**WHAT YOU HAVE TO DO:** Emit the data below verbatim, stripping out any pictures.

(Records about charts and figures)
····················

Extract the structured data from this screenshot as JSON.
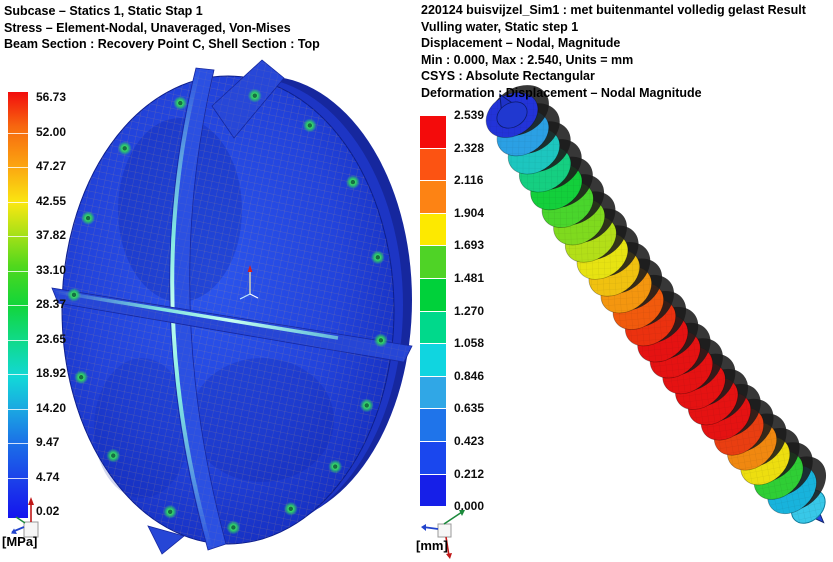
{
  "window": {
    "background": "#ffffff"
  },
  "left_view": {
    "header_lines": [
      "Subcase – Statics 1, Static Stap 1",
      "Stress – Element-Nodal, Unaveraged, Von-Mises",
      "Beam Section : Recovery Point C, Shell Section : Top"
    ],
    "legend": {
      "unit_label": "[MPa]",
      "labels": [
        "56.73",
        "52.00",
        "47.27",
        "42.55",
        "37.82",
        "33.10",
        "28.37",
        "23.65",
        "18.92",
        "14.20",
        "9.47",
        "4.74",
        "0.02"
      ]
    }
  },
  "right_view": {
    "header_lines": [
      "220124 buisvijzel_Sim1 : met buitenmantel volledig gelast Result",
      "Vulling water, Static step 1",
      "Displacement – Nodal, Magnitude",
      "Min : 0.000, Max : 2.540, Units = mm",
      "CSYS : Absolute Rectangular",
      "Deformation :  Displacement – Nodal Magnitude"
    ],
    "legend": {
      "unit_label": "[mm]",
      "labels": [
        "2.539",
        "2.328",
        "2.116",
        "1.904",
        "1.693",
        "1.481",
        "1.270",
        "1.058",
        "0.846",
        "0.635",
        "0.423",
        "0.212",
        "0.000"
      ],
      "block_colors_top_to_bottom": [
        "#f40b0b",
        "#fc5312",
        "#fd8314",
        "#fde900",
        "#4fd326",
        "#00d13a",
        "#00d98b",
        "#10d5e0",
        "#30a7e6",
        "#1f74ea",
        "#1a47ee",
        "#161fe8"
      ]
    }
  },
  "chart_data": [
    {
      "type": "heatmap",
      "title": "Stress – Element-Nodal, Unaveraged, Von-Mises",
      "subtitle": "Subcase – Statics 1, Static Stap 1",
      "unit": "MPa",
      "colorbar_min": 0.02,
      "colorbar_max": 56.73,
      "colorbar_ticks": [
        56.73,
        52.0,
        47.27,
        42.55,
        37.82,
        33.1,
        28.37,
        23.65,
        18.92,
        14.2,
        9.47,
        4.74,
        0.02
      ],
      "colorbar_style": "continuous rainbow, red high to blue low",
      "legend_position": "left",
      "depicted": "circular bulkhead plate with cross stiffener blades, surface mostly low stress (blue), green stress concentrations at rim bolt holes"
    },
    {
      "type": "heatmap",
      "title": "Displacement – Nodal, Magnitude",
      "subtitle": "Vulling water, Static step 1",
      "unit": "mm",
      "colorbar_min": 0.0,
      "colorbar_max": 2.539,
      "colorbar_ticks": [
        2.539,
        2.328,
        2.116,
        1.904,
        1.693,
        1.481,
        1.27,
        1.058,
        0.846,
        0.635,
        0.423,
        0.212,
        0.0
      ],
      "colorbar_style": "12 discrete bands, red high to blue low",
      "legend_position": "left",
      "depicted": "tube auger / screw conveyor shown diagonally, maximum displacement (red) at mid-span, ends near zero (blue)"
    }
  ]
}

····················

**RESULT:**
Extract the structured data from this screenshot as JSON.
{
  "window": {
    "background": "#ffffff"
  },
  "left_view": {
    "header_lines": [
      "Subcase – Statics 1, Static Stap 1",
      "Stress – Element-Nodal, Unaveraged, Von-Mises",
      "Beam Section : Recovery Point C, Shell Section : Top"
    ],
    "legend": {
      "unit_label": "[MPa]",
      "labels": [
        "56.73",
        "52.00",
        "47.27",
        "42.55",
        "37.82",
        "33.10",
        "28.37",
        "23.65",
        "18.92",
        "14.20",
        "9.47",
        "4.74",
        "0.02"
      ]
    }
  },
  "right_view": {
    "header_lines": [
      "220124 buisvijzel_Sim1 : met buitenmantel volledig gelast Result",
      "Vulling water, Static step 1",
      "Displacement – Nodal, Magnitude",
      "Min : 0.000, Max : 2.540, Units = mm",
      "CSYS : Absolute Rectangular",
      "Deformation :  Displacement – Nodal Magnitude"
    ],
    "legend": {
      "unit_label": "[mm]",
      "labels": [
        "2.539",
        "2.328",
        "2.116",
        "1.904",
        "1.693",
        "1.481",
        "1.270",
        "1.058",
        "0.846",
        "0.635",
        "0.423",
        "0.212",
        "0.000"
      ],
      "block_colors_top_to_bottom": [
        "#f40b0b",
        "#fc5312",
        "#fd8314",
        "#fde900",
        "#4fd326",
        "#00d13a",
        "#00d98b",
        "#10d5e0",
        "#30a7e6",
        "#1f74ea",
        "#1a47ee",
        "#161fe8"
      ]
    }
  },
  "chart_data": [
    {
      "type": "heatmap",
      "title": "Stress – Element-Nodal, Unaveraged, Von-Mises",
      "subtitle": "Subcase – Statics 1, Static Stap 1",
      "unit": "MPa",
      "colorbar_min": 0.02,
      "colorbar_max": 56.73,
      "colorbar_ticks": [
        56.73,
        52.0,
        47.27,
        42.55,
        37.82,
        33.1,
        28.37,
        23.65,
        18.92,
        14.2,
        9.47,
        4.74,
        0.02
      ],
      "colorbar_style": "continuous rainbow, red high to blue low",
      "legend_position": "left",
      "depicted": "circular bulkhead plate with cross stiffener blades, surface mostly low stress (blue), green stress concentrations at rim bolt holes"
    },
    {
      "type": "heatmap",
      "title": "Displacement – Nodal, Magnitude",
      "subtitle": "Vulling water, Static step 1",
      "unit": "mm",
      "colorbar_min": 0.0,
      "colorbar_max": 2.539,
      "colorbar_ticks": [
        2.539,
        2.328,
        2.116,
        1.904,
        1.693,
        1.481,
        1.27,
        1.058,
        0.846,
        0.635,
        0.423,
        0.212,
        0.0
      ],
      "colorbar_style": "12 discrete bands, red high to blue low",
      "legend_position": "left",
      "depicted": "tube auger / screw conveyor shown diagonally, maximum displacement (red) at mid-span, ends near zero (blue)"
    }
  ]
}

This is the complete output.